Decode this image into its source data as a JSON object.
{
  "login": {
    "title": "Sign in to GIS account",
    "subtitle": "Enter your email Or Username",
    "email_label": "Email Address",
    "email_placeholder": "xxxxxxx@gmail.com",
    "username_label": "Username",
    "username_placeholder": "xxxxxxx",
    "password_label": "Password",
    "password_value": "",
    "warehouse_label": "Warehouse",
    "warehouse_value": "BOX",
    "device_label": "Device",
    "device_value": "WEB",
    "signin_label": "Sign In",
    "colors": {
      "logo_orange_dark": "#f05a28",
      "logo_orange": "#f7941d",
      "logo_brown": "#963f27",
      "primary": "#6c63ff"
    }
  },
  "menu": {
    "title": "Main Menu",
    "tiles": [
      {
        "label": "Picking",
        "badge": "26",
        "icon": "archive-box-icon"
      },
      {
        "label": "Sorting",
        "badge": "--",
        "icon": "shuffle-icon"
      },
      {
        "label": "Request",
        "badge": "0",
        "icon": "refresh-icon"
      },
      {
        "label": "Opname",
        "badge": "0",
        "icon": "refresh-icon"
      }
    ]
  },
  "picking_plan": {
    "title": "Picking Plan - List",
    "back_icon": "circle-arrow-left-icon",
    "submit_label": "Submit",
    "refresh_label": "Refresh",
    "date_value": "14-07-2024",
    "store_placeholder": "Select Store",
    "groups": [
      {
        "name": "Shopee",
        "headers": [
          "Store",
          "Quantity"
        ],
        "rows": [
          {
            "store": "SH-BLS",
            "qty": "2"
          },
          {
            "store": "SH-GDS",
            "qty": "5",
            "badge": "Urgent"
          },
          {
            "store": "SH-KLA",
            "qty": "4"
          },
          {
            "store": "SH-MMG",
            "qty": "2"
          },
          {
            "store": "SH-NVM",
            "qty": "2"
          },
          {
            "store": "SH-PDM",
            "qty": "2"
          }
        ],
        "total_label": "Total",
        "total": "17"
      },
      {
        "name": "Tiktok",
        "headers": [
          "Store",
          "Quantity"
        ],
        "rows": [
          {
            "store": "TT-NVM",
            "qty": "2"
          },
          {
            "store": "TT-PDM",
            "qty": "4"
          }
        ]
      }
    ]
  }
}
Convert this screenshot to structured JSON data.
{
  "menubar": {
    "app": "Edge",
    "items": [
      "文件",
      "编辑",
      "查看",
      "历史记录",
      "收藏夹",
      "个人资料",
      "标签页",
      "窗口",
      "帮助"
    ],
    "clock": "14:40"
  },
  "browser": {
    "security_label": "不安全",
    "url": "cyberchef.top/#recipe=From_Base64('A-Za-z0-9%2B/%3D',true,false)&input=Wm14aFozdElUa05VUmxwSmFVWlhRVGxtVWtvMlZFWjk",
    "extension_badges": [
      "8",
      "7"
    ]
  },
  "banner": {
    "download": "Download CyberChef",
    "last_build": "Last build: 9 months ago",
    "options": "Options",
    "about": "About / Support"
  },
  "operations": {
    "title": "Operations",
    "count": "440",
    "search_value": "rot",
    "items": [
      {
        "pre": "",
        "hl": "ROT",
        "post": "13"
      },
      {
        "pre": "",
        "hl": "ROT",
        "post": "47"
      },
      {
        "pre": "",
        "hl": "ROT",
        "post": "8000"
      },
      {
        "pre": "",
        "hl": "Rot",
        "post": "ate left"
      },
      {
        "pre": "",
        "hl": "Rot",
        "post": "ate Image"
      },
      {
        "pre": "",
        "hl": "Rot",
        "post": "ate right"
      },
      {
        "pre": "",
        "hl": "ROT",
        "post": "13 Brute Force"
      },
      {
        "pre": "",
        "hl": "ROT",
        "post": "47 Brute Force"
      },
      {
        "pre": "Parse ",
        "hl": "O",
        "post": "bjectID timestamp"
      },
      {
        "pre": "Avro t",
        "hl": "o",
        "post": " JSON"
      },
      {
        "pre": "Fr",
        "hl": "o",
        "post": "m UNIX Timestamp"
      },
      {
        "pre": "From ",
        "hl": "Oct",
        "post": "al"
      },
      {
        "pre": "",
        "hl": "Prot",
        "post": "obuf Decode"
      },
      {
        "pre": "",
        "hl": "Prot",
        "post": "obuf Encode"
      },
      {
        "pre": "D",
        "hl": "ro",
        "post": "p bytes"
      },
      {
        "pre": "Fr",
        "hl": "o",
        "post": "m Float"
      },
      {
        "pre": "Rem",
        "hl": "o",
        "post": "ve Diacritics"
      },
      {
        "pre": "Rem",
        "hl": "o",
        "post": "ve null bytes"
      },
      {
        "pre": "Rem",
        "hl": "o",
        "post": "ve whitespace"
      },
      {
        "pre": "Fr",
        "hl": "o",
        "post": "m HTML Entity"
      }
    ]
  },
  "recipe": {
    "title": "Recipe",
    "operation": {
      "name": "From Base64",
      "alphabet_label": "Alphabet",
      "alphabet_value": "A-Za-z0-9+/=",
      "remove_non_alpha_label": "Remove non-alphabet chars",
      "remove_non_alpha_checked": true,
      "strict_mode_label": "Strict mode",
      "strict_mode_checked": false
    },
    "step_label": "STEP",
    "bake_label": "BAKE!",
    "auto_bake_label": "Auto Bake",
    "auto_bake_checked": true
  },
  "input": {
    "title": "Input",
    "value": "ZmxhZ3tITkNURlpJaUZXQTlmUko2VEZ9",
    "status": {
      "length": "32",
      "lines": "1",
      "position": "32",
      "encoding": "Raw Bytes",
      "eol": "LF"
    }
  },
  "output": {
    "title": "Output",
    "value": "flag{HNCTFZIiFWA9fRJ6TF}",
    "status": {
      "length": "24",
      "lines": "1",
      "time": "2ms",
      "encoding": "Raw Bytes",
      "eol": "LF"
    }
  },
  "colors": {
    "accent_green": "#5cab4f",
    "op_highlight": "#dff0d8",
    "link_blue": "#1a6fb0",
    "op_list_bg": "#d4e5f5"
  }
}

• • • •

Task to carry out = Write the listing out again, exactly as it reads.

Written response =
Decode this image into its source data as a JSON object.
{
  "login": {
    "title": "Sign in to GIS account",
    "subtitle": "Enter your email Or Username",
    "email_label": "Email Address",
    "email_placeholder": "xxxxxxx@gmail.com",
    "username_label": "Username",
    "username_placeholder": "xxxxxxx",
    "password_label": "Password",
    "password_value": "",
    "warehouse_label": "Warehouse",
    "warehouse_value": "BOX",
    "device_label": "Device",
    "device_value": "WEB",
    "signin_label": "Sign In",
    "colors": {
      "logo_orange_dark": "#f05a28",
      "logo_orange": "#f7941d",
      "logo_brown": "#963f27",
      "primary": "#6c63ff"
    }
  },
  "menu": {
    "title": "Main Menu",
    "tiles": [
      {
        "label": "Picking",
        "badge": "26",
        "icon": "archive-box-icon"
      },
      {
        "label": "Sorting",
        "badge": "--",
        "icon": "shuffle-icon"
      },
      {
        "label": "Request",
        "badge": "0",
        "icon": "refresh-icon"
      },
      {
        "label": "Opname",
        "badge": "0",
        "icon": "refresh-icon"
      }
    ]
  },
  "picking_plan": {
    "title": "Picking Plan - List",
    "back_icon": "circle-arrow-left-icon",
    "submit_label": "Submit",
    "refresh_label": "Refresh",
    "date_value": "14-07-2024",
    "store_placeholder": "Select Store",
    "groups": [
      {
        "name": "Shopee",
        "headers": [
          "Store",
          "Quantity"
        ],
        "rows": [
          {
            "store": "SH-BLS",
            "qty": "2"
          },
          {
            "store": "SH-GDS",
            "qty": "5",
            "badge": "Urgent"
          },
          {
            "store": "SH-KLA",
            "qty": "4"
          },
          {
            "store": "SH-MMG",
            "qty": "2"
          },
          {
            "store": "SH-NVM",
            "qty": "2"
          },
          {
            "store": "SH-PDM",
            "qty": "2"
          }
        ],
        "total_label": "Total",
        "total": "17"
      },
      {
        "name": "Tiktok",
        "headers": [
          "Store",
          "Quantity"
        ],
        "rows": [
          {
            "store": "TT-NVM",
            "qty": "2"
          },
          {
            "store": "TT-PDM",
            "qty": "4"
          }
        ]
      }
    ]
  }
}
Convert this screenshot to structured JSON data.
{
  "menubar": {
    "app": "Edge",
    "items": [
      "文件",
      "编辑",
      "查看",
      "历史记录",
      "收藏夹",
      "个人资料",
      "标签页",
      "窗口",
      "帮助"
    ],
    "clock": "14:40"
  },
  "browser": {
    "security_label": "不安全",
    "url": "cyberchef.top/#recipe=From_Base64('A-Za-z0-9%2B/%3D',true,false)&input=Wm14aFozdElUa05VUmxwSmFVWlhRVGxtVWtvMlZFWjk",
    "extension_badges": [
      "8",
      "7"
    ]
  },
  "banner": {
    "download": "Download CyberChef",
    "last_build": "Last build: 9 months ago",
    "options": "Options",
    "about": "About / Support"
  },
  "operations": {
    "title": "Operations",
    "count": "440",
    "search_value": "rot",
    "items": [
      {
        "pre": "",
        "hl": "ROT",
        "post": "13"
      },
      {
        "pre": "",
        "hl": "ROT",
        "post": "47"
      },
      {
        "pre": "",
        "hl": "ROT",
        "post": "8000"
      },
      {
        "pre": "",
        "hl": "Rot",
        "post": "ate left"
      },
      {
        "pre": "",
        "hl": "Rot",
        "post": "ate Image"
      },
      {
        "pre": "",
        "hl": "Rot",
        "post": "ate right"
      },
      {
        "pre": "",
        "hl": "ROT",
        "post": "13 Brute Force"
      },
      {
        "pre": "",
        "hl": "ROT",
        "post": "47 Brute Force"
      },
      {
        "pre": "Parse ",
        "hl": "O",
        "post": "bjectID timestamp"
      },
      {
        "pre": "Avro t",
        "hl": "o",
        "post": " JSON"
      },
      {
        "pre": "Fr",
        "hl": "o",
        "post": "m UNIX Timestamp"
      },
      {
        "pre": "From ",
        "hl": "Oct",
        "post": "al"
      },
      {
        "pre": "",
        "hl": "Prot",
        "post": "obuf Decode"
      },
      {
        "pre": "",
        "hl": "Prot",
        "post": "obuf Encode"
      },
      {
        "pre": "D",
        "hl": "ro",
        "post": "p bytes"
      },
      {
        "pre": "Fr",
        "hl": "o",
        "post": "m Float"
      },
      {
        "pre": "Rem",
        "hl": "o",
        "post": "ve Diacritics"
      },
      {
        "pre": "Rem",
        "hl": "o",
        "post": "ve null bytes"
      },
      {
        "pre": "Rem",
        "hl": "o",
        "post": "ve whitespace"
      },
      {
        "pre": "Fr",
        "hl": "o",
        "post": "m HTML Entity"
      }
    ]
  },
  "recipe": {
    "title": "Recipe",
    "operation": {
      "name": "From Base64",
      "alphabet_label": "Alphabet",
      "alphabet_value": "A-Za-z0-9+/=",
      "remove_non_alpha_label": "Remove non-alphabet chars",
      "remove_non_alpha_checked": true,
      "strict_mode_label": "Strict mode",
      "strict_mode_checked": false
    },
    "step_label": "STEP",
    "bake_label": "BAKE!",
    "auto_bake_label": "Auto Bake",
    "auto_bake_checked": true
  },
  "input": {
    "title": "Input",
    "value": "ZmxhZ3tITkNURlpJaUZXQTlmUko2VEZ9",
    "status": {
      "length": "32",
      "lines": "1",
      "position": "32",
      "encoding": "Raw Bytes",
      "eol": "LF"
    }
  },
  "output": {
    "title": "Output",
    "value": "flag{HNCTFZIiFWA9fRJ6TF}",
    "status": {
      "length": "24",
      "lines": "1",
      "time": "2ms",
      "encoding": "Raw Bytes",
      "eol": "LF"
    }
  },
  "colors": {
    "accent_green": "#5cab4f",
    "op_highlight": "#dff0d8",
    "link_blue": "#1a6fb0",
    "op_list_bg": "#d4e5f5"
  }
}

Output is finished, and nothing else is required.